* _SET TASK_
Quote, without any change, the line that contains "What does this" and all lines that follow it to the end of the data below.

(Collection entries)
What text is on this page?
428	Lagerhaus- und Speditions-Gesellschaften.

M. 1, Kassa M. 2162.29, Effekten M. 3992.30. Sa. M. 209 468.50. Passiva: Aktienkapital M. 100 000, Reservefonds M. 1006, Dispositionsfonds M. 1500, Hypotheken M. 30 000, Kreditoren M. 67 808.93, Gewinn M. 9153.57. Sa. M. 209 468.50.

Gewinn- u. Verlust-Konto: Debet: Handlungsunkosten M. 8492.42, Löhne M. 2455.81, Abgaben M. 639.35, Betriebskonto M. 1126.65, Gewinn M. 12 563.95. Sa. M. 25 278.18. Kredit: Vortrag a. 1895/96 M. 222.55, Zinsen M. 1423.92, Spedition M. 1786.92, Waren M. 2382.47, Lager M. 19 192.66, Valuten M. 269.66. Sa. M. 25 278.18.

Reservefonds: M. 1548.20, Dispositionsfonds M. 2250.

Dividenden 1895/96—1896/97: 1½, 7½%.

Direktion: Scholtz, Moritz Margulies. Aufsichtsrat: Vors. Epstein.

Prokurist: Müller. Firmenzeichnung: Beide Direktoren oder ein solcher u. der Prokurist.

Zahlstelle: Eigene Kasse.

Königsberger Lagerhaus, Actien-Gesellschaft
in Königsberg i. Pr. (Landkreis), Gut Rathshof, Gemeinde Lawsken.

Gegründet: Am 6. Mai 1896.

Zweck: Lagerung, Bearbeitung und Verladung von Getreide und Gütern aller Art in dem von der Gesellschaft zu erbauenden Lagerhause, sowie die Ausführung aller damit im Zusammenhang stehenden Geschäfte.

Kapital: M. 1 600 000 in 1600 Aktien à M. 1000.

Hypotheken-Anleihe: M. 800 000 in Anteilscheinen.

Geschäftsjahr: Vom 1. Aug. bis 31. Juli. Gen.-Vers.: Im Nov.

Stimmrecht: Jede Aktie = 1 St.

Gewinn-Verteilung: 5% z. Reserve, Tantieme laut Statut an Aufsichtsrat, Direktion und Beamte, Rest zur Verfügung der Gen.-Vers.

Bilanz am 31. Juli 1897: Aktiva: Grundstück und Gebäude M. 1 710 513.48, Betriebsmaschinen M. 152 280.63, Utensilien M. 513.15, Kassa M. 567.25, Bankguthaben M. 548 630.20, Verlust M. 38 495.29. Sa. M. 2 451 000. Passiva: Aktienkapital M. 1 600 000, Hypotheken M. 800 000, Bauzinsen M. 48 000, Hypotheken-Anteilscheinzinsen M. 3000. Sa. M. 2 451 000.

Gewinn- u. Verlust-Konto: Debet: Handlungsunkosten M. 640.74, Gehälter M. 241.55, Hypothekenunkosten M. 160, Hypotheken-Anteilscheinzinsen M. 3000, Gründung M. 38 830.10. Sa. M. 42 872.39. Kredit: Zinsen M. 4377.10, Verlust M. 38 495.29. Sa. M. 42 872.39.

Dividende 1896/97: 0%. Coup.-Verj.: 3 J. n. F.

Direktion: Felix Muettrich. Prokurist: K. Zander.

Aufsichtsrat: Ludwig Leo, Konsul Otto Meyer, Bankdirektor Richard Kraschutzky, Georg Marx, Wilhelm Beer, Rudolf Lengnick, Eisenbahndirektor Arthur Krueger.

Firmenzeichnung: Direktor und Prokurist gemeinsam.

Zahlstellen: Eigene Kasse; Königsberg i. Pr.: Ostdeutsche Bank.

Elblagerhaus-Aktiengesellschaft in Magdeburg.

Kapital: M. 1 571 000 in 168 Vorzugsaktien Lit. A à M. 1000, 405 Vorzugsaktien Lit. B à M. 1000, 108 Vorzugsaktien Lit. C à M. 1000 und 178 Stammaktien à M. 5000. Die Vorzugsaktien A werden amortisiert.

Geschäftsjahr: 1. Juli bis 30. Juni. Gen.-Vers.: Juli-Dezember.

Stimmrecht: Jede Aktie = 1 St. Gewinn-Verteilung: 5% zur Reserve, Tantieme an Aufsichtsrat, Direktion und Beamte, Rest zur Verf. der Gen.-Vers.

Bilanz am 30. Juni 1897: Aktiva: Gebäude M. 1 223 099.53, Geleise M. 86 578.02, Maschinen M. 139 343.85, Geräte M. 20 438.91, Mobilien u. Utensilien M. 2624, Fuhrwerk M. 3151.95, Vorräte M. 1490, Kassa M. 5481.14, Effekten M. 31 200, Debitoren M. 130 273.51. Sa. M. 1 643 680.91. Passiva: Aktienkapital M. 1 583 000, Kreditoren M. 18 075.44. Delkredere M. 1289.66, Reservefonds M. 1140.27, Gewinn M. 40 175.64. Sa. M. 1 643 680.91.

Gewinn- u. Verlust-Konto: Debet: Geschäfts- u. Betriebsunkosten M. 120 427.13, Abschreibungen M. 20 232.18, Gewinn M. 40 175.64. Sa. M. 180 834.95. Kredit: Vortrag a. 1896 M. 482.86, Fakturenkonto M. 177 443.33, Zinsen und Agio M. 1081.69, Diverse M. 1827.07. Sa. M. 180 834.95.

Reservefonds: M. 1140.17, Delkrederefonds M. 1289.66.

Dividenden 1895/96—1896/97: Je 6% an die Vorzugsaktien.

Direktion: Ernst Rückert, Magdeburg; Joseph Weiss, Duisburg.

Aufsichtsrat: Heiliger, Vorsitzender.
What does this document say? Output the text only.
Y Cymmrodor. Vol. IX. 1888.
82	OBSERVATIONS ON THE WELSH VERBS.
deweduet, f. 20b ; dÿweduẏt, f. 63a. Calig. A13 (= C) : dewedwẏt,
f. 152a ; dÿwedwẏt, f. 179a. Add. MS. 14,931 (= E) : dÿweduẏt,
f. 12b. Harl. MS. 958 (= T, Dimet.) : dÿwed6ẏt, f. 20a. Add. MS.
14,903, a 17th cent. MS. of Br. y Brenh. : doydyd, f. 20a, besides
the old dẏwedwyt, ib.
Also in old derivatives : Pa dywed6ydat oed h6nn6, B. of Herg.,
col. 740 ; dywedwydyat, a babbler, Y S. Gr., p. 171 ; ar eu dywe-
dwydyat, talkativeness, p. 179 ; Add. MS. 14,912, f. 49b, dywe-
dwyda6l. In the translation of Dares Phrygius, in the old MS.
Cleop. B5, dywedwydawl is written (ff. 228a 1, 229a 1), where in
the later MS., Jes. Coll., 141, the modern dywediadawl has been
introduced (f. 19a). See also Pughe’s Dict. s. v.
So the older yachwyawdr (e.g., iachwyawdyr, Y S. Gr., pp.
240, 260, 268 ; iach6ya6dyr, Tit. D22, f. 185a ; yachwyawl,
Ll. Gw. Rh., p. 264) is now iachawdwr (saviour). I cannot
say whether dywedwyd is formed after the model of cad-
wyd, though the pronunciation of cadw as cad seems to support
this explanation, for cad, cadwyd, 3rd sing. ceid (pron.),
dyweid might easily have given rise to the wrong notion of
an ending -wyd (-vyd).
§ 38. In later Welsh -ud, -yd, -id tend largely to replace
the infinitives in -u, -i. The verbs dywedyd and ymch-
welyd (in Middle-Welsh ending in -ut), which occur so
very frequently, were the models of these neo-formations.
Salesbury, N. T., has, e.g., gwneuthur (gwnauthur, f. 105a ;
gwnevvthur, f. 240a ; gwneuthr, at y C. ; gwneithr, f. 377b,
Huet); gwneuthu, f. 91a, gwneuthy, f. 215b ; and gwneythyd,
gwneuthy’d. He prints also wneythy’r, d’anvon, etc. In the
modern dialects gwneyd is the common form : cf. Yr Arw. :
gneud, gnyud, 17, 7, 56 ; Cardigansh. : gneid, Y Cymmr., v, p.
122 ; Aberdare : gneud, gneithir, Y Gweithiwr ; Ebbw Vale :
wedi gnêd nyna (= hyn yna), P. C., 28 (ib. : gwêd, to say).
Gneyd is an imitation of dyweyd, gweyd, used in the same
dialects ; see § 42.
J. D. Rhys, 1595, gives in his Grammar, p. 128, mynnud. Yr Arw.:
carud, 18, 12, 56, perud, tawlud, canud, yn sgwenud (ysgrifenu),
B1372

* _RESPONSE_
What does this document say? Output the text only.
Y Cymmrodor. Vol. IX. 1888.
82	OBSERVATIONS ON THE WELSH VERBS.
deweduet, f. 20b ; dÿweduẏt, f. 63a. Calig. A13 (= C) : dewedwẏt,
f. 152a ; dÿwedwẏt, f. 179a. Add. MS. 14,931 (= E) : dÿweduẏt,
f. 12b. Harl. MS. 958 (= T, Dimet.) : dÿwed6ẏt, f. 20a. Add. MS.
14,903, a 17th cent. MS. of Br. y Brenh. : doydyd, f. 20a, besides
the old dẏwedwyt, ib.
Also in old derivatives : Pa dywed6ydat oed h6nn6, B. of Herg.,
col. 740 ; dywedwydyat, a babbler, Y S. Gr., p. 171 ; ar eu dywe-
dwydyat, talkativeness, p. 179 ; Add. MS. 14,912, f. 49b, dywe-
dwyda6l. In the translation of Dares Phrygius, in the old MS.
Cleop. B5, dywedwydawl is written (ff. 228a 1, 229a 1), where in
the later MS., Jes. Coll., 141, the modern dywediadawl has been
introduced (f. 19a). See also Pughe’s Dict. s. v.
So the older yachwyawdr (e.g., iachwyawdyr, Y S. Gr., pp.
240, 260, 268 ; iach6ya6dyr, Tit. D22, f. 185a ; yachwyawl,
Ll. Gw. Rh., p. 264) is now iachawdwr (saviour). I cannot
say whether dywedwyd is formed after the model of cad-
wyd, though the pronunciation of cadw as cad seems to support
this explanation, for cad, cadwyd, 3rd sing. ceid (pron.),
dyweid might easily have given rise to the wrong notion of
an ending -wyd (-vyd).
§ 38. In later Welsh -ud, -yd, -id tend largely to replace
the infinitives in -u, -i. The verbs dywedyd and ymch-
welyd (in Middle-Welsh ending in -ut), which occur so
very frequently, were the models of these neo-formations.
Salesbury, N. T., has, e.g., gwneuthur (gwnauthur, f. 105a ;
gwnevvthur, f. 240a ; gwneuthr, at y C. ; gwneithr, f. 377b,
Huet); gwneuthu, f. 91a, gwneuthy, f. 215b ; and gwneythyd,
gwneuthy’d. He prints also wneythy’r, d’anvon, etc. In the
modern dialects gwneyd is the common form : cf. Yr Arw. :
gneud, gnyud, 17, 7, 56 ; Cardigansh. : gneid, Y Cymmr., v, p.
122 ; Aberdare : gneud, gneithir, Y Gweithiwr ; Ebbw Vale :
wedi gnêd nyna (= hyn yna), P. C., 28 (ib. : gwêd, to say).
Gneyd is an imitation of dyweyd, gweyd, used in the same
dialects ; see § 42.
J. D. Rhys, 1595, gives in his Grammar, p. 128, mynnud. Yr Arw.:
carud, 18, 12, 56, perud, tawlud, canud, yn sgwenud (ysgrifenu),
B1372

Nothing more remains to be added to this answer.